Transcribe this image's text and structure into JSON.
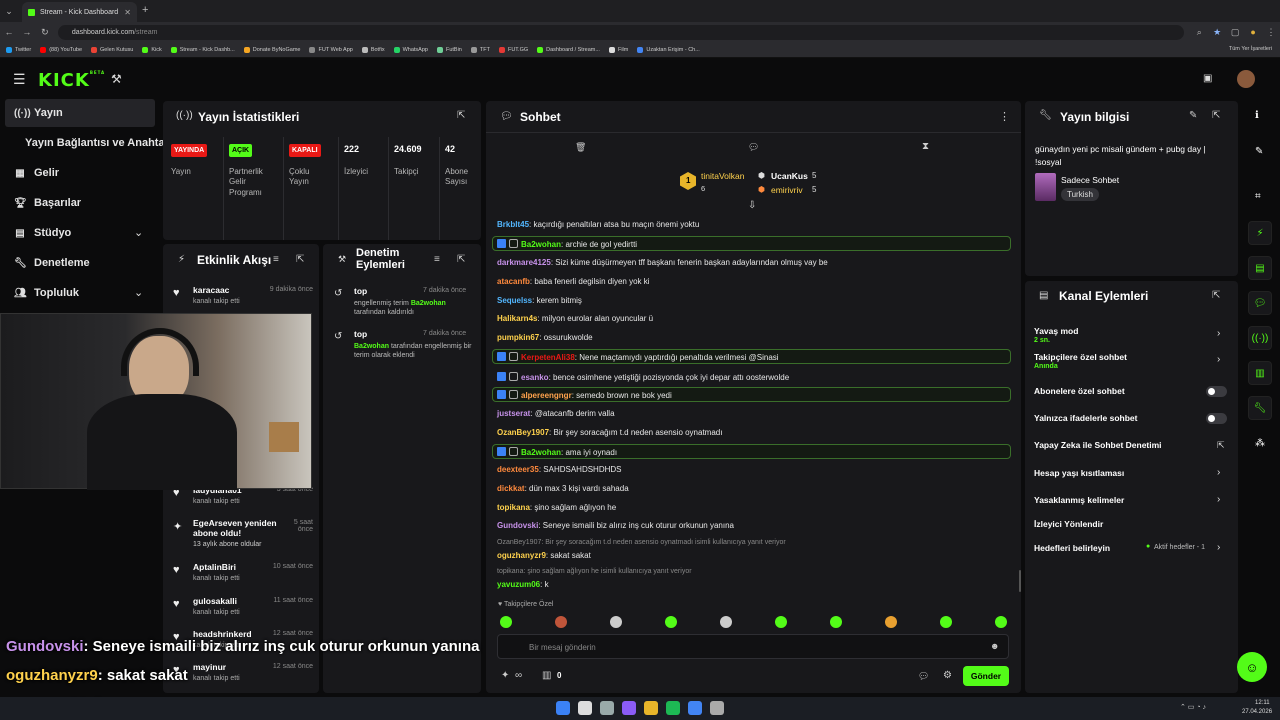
{
  "browser": {
    "tab_title": "Stream - Kick Dashboard",
    "url_host": "dashboard.kick.com",
    "url_path": "/stream",
    "bookmarks": [
      "Twitter",
      "(88) YouTube",
      "Gelen Kutusu",
      "Kick",
      "Stream - Kick Dashb...",
      "Donate ByNoGame",
      "FUT Web App",
      "Botfix",
      "WhatsApp",
      "FutBin",
      "TFT",
      "FUT.GG",
      "Dashboard / Stream...",
      "Film",
      "Uzaktan Erişim - Ch..."
    ],
    "all_bookmarks": "Tüm Yer İşaretleri"
  },
  "brand": {
    "logo": "KICK",
    "beta": "BETA"
  },
  "sidebar": {
    "items": [
      "Yayın",
      "Yayın Bağlantısı ve Anahtarı",
      "Gelir",
      "Başarılar",
      "Stüdyo",
      "Denetleme",
      "Topluluk"
    ]
  },
  "stats": {
    "title": "Yayın İstatistikleri",
    "cols": [
      {
        "badge": "YAYINDA",
        "label": "Yayın"
      },
      {
        "badge": "AÇIK",
        "label": "Partnerlik Gelir Programı"
      },
      {
        "badge": "KAPALI",
        "label": "Çoklu Yayın"
      },
      {
        "num": "222",
        "label": "İzleyici"
      },
      {
        "num": "24.609",
        "label": "Takipçi"
      },
      {
        "num": "42",
        "label": "Abone Sayısı"
      }
    ],
    "colors": {
      "live": "#e91916",
      "on": "#53fc18"
    }
  },
  "activity": {
    "title": "Etkinlik Akışı",
    "items": [
      {
        "name": "karacaac",
        "sub": "kanalı takip etti",
        "time": "9 dakika önce"
      },
      {
        "name": "ladydiana01",
        "sub": "kanalı takip etti",
        "time": "3 saat önce"
      },
      {
        "name": "EgeArseven yeniden abone oldu!",
        "sub": "13 aylık abone oldular",
        "time": "5 saat önce"
      },
      {
        "name": "AptalinBiri",
        "sub": "kanalı takip etti",
        "time": "10 saat önce"
      },
      {
        "name": "gulosakalli",
        "sub": "kanalı takip etti",
        "time": "11 saat önce"
      },
      {
        "name": "headshrinkerd",
        "sub": "kanalı takip etti",
        "time": "12 saat önce"
      },
      {
        "name": "mayinur",
        "sub": "kanalı takip etti",
        "time": "12 saat önce"
      }
    ]
  },
  "moderation": {
    "title": "Denetim Eylemleri",
    "items": [
      {
        "name": "top",
        "time": "7 dakika önce",
        "pre": "engellenmiş terim",
        "who": "Ba2wohan",
        "post": "tarafından kaldırıldı"
      },
      {
        "name": "top",
        "time": "7 dakika önce",
        "pre": "",
        "who": "Ba2wohan",
        "post": "tarafından engellenmiş bir terim olarak eklendi"
      }
    ]
  },
  "chat": {
    "title": "Sohbet",
    "top": {
      "left_user": "tinitaVolkan",
      "left_count": "6",
      "right": [
        {
          "user": "UcanKus",
          "count": "5"
        },
        {
          "user": "emirivriv",
          "count": "5"
        }
      ]
    },
    "messages": [
      {
        "user": "Brkblt45",
        "color": "#53b7ff",
        "text": "kaçırdığı penaltıları atsa bu maçın önemi yoktu"
      },
      {
        "user": "Ba2wohan",
        "color": "#53fc18",
        "text": "archie de gol yedirtti",
        "hl": true
      },
      {
        "user": "darkmare4125",
        "color": "#c792ea",
        "text": "Sizi küme düşürmeyen tff başkanı fenerin başkan adaylarından olmuş vay be"
      },
      {
        "user": "atacanfb",
        "color": "#ff8a3d",
        "text": "baba fenerli degilsin diyen yok ki"
      },
      {
        "user": "Sequelss",
        "color": "#53b7ff",
        "text": "kerem bitmiş"
      },
      {
        "user": "Halikarn4s",
        "color": "#ffd24d",
        "text": "milyon eurolar alan oyuncular ü"
      },
      {
        "user": "pumpkin67",
        "color": "#ffd24d",
        "text": "ossurukwolde"
      },
      {
        "user": "KerpetenAli38",
        "color": "#e91916",
        "text": "Nene maçtamıydı yaptırdığı penaltıda verilmesi @Sinasi",
        "hl": true
      },
      {
        "user": "esanko",
        "color": "#c792ea",
        "text": "bence osimhene yetiştiği pozisyonda çok iyi depar attı oosterwolde"
      },
      {
        "user": "alpereengngr",
        "color": "#ffa34d",
        "text": "semedo brown ne bok yedi",
        "hl": true
      },
      {
        "user": "justserat",
        "color": "#c792ea",
        "text": "@atacanfb derim valla"
      },
      {
        "user": "OzanBey1907",
        "color": "#ffd24d",
        "text": "Bir şey soracağım t.d neden asensio oynatmadı"
      },
      {
        "user": "Ba2wohan",
        "color": "#53fc18",
        "text": "ama iyi oynadı",
        "hl": true
      },
      {
        "user": "deexteer35",
        "color": "#ff8a3d",
        "text": "SAHDSAHDSHDHDS"
      },
      {
        "user": "dickkat",
        "color": "#ff8a3d",
        "text": "dün max 3 kişi vardı sahada"
      },
      {
        "user": "topikana",
        "color": "#ffd24d",
        "text": "şino sağlam ağlıyon he"
      },
      {
        "user": "Gundovski",
        "color": "#c792ea",
        "text": "Seneye ismaili biz alırız inş cuk oturur orkunun yanına"
      },
      {
        "user": "oguzhanyzr9",
        "color": "#ffd24d",
        "text": "sakat sakat",
        "reply": "OzanBey1907: Bir şey soracağım t.d neden asensio oynatmadı isimli kullanıcıya yanıt veriyor"
      },
      {
        "user": "yavuzum06",
        "color": "#53fc18",
        "text": "k",
        "reply": "topikana: şino sağlam ağlıyon he isimli kullanıcıya yanıt veriyor"
      }
    ],
    "followers_only": "Takipçilere Özel",
    "placeholder": "Bir mesaj gönderin",
    "send": "Gönder",
    "points": "0",
    "infinity": "∞"
  },
  "info": {
    "title": "Yayın bilgisi",
    "stream_title": "günaydın yeni pc misali gündem + pubg day | !sosyal",
    "category": "Sadece Sohbet",
    "tag": "Turkish"
  },
  "channel": {
    "title": "Kanal Eylemleri",
    "items": [
      {
        "label": "Yavaş mod",
        "sub": "2 sn.",
        "ctrl": "chev"
      },
      {
        "label": "Takipçilere özel sohbet",
        "sub": "Anında",
        "ctrl": "chev"
      },
      {
        "label": "Abonelere özel sohbet",
        "ctrl": "toggle"
      },
      {
        "label": "Yalnızca ifadelerle sohbet",
        "ctrl": "toggle"
      },
      {
        "label": "Yapay Zeka ile Sohbet Denetimi",
        "ctrl": "ext"
      },
      {
        "label": "Hesap yaşı kısıtlaması",
        "ctrl": "chev"
      },
      {
        "label": "Yasaklanmış kelimeler",
        "ctrl": "chev"
      },
      {
        "label": "İzleyici Yönlendir",
        "ctrl": ""
      },
      {
        "label": "Hedefleri belirleyin",
        "ctrl": "chev",
        "extra": "Aktif hedefler - 1"
      }
    ]
  },
  "overlay": [
    {
      "user": "Gundovski",
      "color": "#c792ea",
      "text": ": Seneye ismaili biz alırız inş cuk oturur orkunun yanına"
    },
    {
      "user": "oguzhanyzr9",
      "color": "#ffd24d",
      "text": ": sakat sakat"
    },
    {
      "user": "yavuzum06",
      "color": "#53fc18",
      "text": ": k"
    }
  ],
  "clock": {
    "time": "12:11",
    "date": "27.04.2026"
  }
}
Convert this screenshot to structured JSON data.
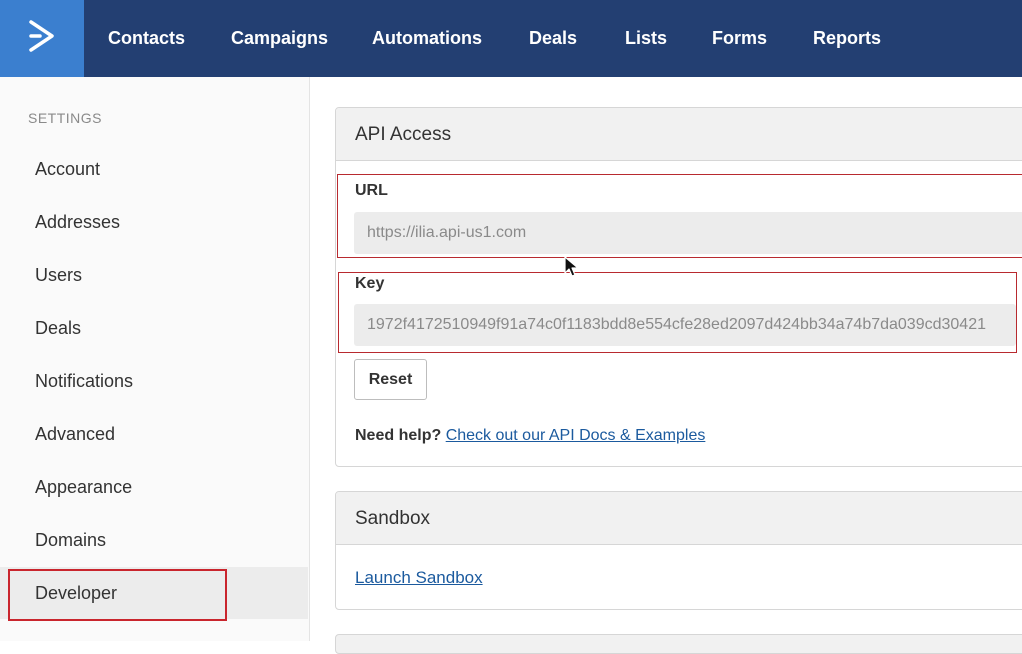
{
  "nav": {
    "items": [
      {
        "label": "Contacts",
        "name": "nav-contacts"
      },
      {
        "label": "Campaigns",
        "name": "nav-campaigns"
      },
      {
        "label": "Automations",
        "name": "nav-automations"
      },
      {
        "label": "Deals",
        "name": "nav-deals"
      },
      {
        "label": "Lists",
        "name": "nav-lists"
      },
      {
        "label": "Forms",
        "name": "nav-forms"
      },
      {
        "label": "Reports",
        "name": "nav-reports"
      }
    ]
  },
  "sidebar": {
    "heading": "SETTINGS",
    "items": [
      {
        "label": "Account"
      },
      {
        "label": "Addresses"
      },
      {
        "label": "Users"
      },
      {
        "label": "Deals"
      },
      {
        "label": "Notifications"
      },
      {
        "label": "Advanced"
      },
      {
        "label": "Appearance"
      },
      {
        "label": "Domains"
      },
      {
        "label": "Developer"
      }
    ],
    "active": "Developer"
  },
  "api_access": {
    "title": "API Access",
    "url_label": "URL",
    "url_value": "https://ilia.api-us1.com",
    "key_label": "Key",
    "key_value": "1972f4172510949f91a74c0f1183bdd8e554cfe28ed2097d424bb34a74b7da039cd30421",
    "reset_label": "Reset",
    "help_prefix": "Need help?",
    "help_link": "Check out our API Docs & Examples"
  },
  "sandbox": {
    "title": "Sandbox",
    "launch_link": "Launch Sandbox"
  },
  "colors": {
    "topbar": "#233f72",
    "logo_bg": "#3b7fcf",
    "highlight": "#c9252d",
    "link": "#1b5a9e"
  }
}
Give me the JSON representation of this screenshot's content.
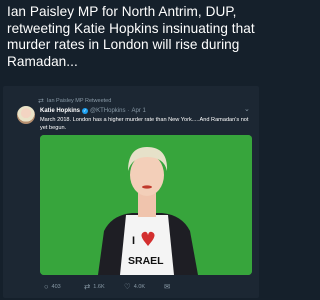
{
  "headline": "Ian Paisley MP for North Antrim, DUP, retweeting Katie Hopkins insinuating that murder rates in London will rise during Ramadan...",
  "tweet": {
    "retweet_label": "Ian Paisley MP Retweeted",
    "author_name": "Katie Hopkins",
    "handle": "@KTHopkins",
    "separator": "·",
    "date": "Apr 1",
    "text": "March 2018. London has a higher  murder rate than New York.....And Ramadan's not yet begun.",
    "shirt_text": "I",
    "shirt_text2": "SRAEL",
    "replies": "403",
    "retweets": "1.6K",
    "likes": "4.0K"
  },
  "icons": {
    "retweet": "retweet-icon",
    "verified": "verified-badge-icon",
    "chevron": "chevron-down-icon",
    "reply": "reply-icon",
    "like": "heart-icon",
    "message": "direct-message-icon"
  },
  "colors": {
    "background": "#15202b",
    "card": "#1c2733",
    "muted": "#8899a6",
    "accent": "#1da1f2",
    "photo_bg": "#3aa83f"
  }
}
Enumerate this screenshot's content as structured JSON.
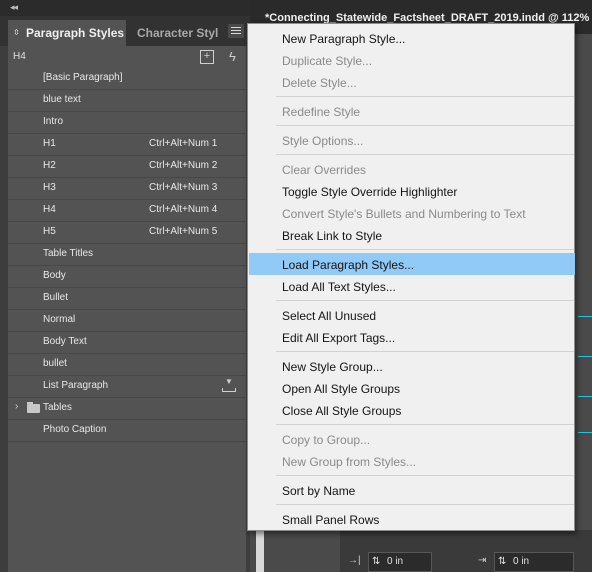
{
  "panel": {
    "collapse_glyph": "◂◂",
    "tabs": {
      "active": "Paragraph Styles",
      "inactive": "Character Styl"
    },
    "current_style": "H4",
    "styles": [
      {
        "name": "[Basic Paragraph]",
        "shortcut": ""
      },
      {
        "name": "blue text",
        "shortcut": ""
      },
      {
        "name": "Intro",
        "shortcut": ""
      },
      {
        "name": "H1",
        "shortcut": "Ctrl+Alt+Num 1"
      },
      {
        "name": "H2",
        "shortcut": "Ctrl+Alt+Num 2"
      },
      {
        "name": "H3",
        "shortcut": "Ctrl+Alt+Num 3"
      },
      {
        "name": "H4",
        "shortcut": "Ctrl+Alt+Num 4"
      },
      {
        "name": "H5",
        "shortcut": "Ctrl+Alt+Num 5"
      },
      {
        "name": "Table Titles",
        "shortcut": ""
      },
      {
        "name": "Body",
        "shortcut": ""
      },
      {
        "name": "Bullet",
        "shortcut": ""
      },
      {
        "name": "Normal",
        "shortcut": ""
      },
      {
        "name": "Body Text",
        "shortcut": ""
      },
      {
        "name": "bullet",
        "shortcut": ""
      },
      {
        "name": "List Paragraph",
        "shortcut": "",
        "icon": "import-icon"
      },
      {
        "name": "Tables",
        "shortcut": "",
        "icon": "folder-icon"
      },
      {
        "name": "Photo Caption",
        "shortcut": ""
      }
    ]
  },
  "document": {
    "title": "*Connecting_Statewide_Factsheet_DRAFT_2019.indd @ 112%",
    "fields": [
      "0 in",
      "0 in"
    ]
  },
  "menu": {
    "highlight_color": "#91c9f7",
    "groups": [
      [
        {
          "label": "New Paragraph Style...",
          "enabled": true
        },
        {
          "label": "Duplicate Style...",
          "enabled": false
        },
        {
          "label": "Delete Style...",
          "enabled": false
        }
      ],
      [
        {
          "label": "Redefine Style",
          "enabled": false
        }
      ],
      [
        {
          "label": "Style Options...",
          "enabled": false
        }
      ],
      [
        {
          "label": "Clear Overrides",
          "enabled": false
        },
        {
          "label": "Toggle Style Override Highlighter",
          "enabled": true
        },
        {
          "label": "Convert Style's Bullets and Numbering to Text",
          "enabled": false
        },
        {
          "label": "Break Link to Style",
          "enabled": true
        }
      ],
      [
        {
          "label": "Load Paragraph Styles...",
          "enabled": true,
          "highlighted": true
        },
        {
          "label": "Load All Text Styles...",
          "enabled": true
        }
      ],
      [
        {
          "label": "Select All Unused",
          "enabled": true
        },
        {
          "label": "Edit All Export Tags...",
          "enabled": true
        }
      ],
      [
        {
          "label": "New Style Group...",
          "enabled": true
        },
        {
          "label": "Open All Style Groups",
          "enabled": true
        },
        {
          "label": "Close All Style Groups",
          "enabled": true
        }
      ],
      [
        {
          "label": "Copy to Group...",
          "enabled": false
        },
        {
          "label": "New Group from Styles...",
          "enabled": false
        }
      ],
      [
        {
          "label": "Sort by Name",
          "enabled": true
        }
      ],
      [
        {
          "label": "Small Panel Rows",
          "enabled": true
        }
      ]
    ]
  }
}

-*-*-

### What is asked
Show every line in the records above that contains the word "Paisley".

### Worked answer
  "headline": "Ian Paisley MP for North Antrim, DUP, retweeting Katie Hopkins insinuating that murder rates in London will rise during Ramadan...",
    "retweet_label": "Ian Paisley MP Retweeted",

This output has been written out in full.